How many lines of the records hold the string "color"? Reply with the number alone.

--- begin RECORDS FOR THE TASK ---

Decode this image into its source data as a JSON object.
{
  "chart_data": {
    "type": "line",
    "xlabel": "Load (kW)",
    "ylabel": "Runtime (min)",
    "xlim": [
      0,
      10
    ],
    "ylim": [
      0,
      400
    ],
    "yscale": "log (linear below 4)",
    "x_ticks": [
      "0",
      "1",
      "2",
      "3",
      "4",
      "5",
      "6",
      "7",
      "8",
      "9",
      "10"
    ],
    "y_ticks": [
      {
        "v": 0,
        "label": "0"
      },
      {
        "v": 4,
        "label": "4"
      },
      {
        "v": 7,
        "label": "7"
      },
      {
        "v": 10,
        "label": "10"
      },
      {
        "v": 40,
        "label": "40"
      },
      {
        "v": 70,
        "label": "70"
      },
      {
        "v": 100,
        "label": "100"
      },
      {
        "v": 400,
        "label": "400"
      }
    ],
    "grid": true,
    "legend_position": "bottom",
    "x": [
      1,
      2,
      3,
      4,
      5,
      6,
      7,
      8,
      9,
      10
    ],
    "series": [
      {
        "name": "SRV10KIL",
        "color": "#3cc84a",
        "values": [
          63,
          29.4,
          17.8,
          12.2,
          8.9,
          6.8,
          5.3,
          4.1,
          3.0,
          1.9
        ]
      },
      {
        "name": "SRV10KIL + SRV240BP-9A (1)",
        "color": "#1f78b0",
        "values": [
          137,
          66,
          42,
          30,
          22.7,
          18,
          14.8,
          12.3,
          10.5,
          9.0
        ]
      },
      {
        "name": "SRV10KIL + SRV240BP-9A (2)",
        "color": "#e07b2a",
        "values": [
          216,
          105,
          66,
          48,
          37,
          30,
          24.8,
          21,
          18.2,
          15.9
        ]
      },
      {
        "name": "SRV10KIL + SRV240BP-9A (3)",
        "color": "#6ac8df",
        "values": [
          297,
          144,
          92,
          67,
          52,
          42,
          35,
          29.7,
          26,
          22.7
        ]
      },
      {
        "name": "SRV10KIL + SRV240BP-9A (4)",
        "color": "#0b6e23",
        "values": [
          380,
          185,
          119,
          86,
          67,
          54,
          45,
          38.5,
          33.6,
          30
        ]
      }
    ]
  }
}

--- end RECORDS FOR THE TASK ---

SOLUTION BELOW:
5